[Begin MATERIAL SUPPLIED]

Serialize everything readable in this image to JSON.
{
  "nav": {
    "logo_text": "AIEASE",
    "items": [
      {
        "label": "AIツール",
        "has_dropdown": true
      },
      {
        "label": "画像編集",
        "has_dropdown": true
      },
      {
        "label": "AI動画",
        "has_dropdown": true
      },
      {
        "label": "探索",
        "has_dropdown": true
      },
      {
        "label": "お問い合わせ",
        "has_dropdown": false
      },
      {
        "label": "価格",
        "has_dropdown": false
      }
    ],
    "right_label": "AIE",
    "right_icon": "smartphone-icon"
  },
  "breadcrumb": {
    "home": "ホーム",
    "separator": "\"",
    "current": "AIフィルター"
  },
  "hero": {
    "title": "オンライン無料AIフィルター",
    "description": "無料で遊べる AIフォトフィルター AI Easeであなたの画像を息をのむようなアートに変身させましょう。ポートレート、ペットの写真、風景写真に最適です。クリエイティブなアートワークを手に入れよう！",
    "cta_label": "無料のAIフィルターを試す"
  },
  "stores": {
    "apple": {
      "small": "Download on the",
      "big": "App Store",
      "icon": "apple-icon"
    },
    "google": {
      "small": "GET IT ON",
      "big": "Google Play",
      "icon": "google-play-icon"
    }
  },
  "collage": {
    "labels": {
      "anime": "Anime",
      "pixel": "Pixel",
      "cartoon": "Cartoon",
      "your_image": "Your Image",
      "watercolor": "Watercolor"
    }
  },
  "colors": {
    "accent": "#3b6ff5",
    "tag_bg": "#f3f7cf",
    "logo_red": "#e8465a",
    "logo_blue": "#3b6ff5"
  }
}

[End MATERIAL SUPPLIED]

_DO THIS_: Wherever "small" shows up in a line, copy that line.

_EXPECTED ANSWER_:
      "small": "Download on the",
      "small": "GET IT ON",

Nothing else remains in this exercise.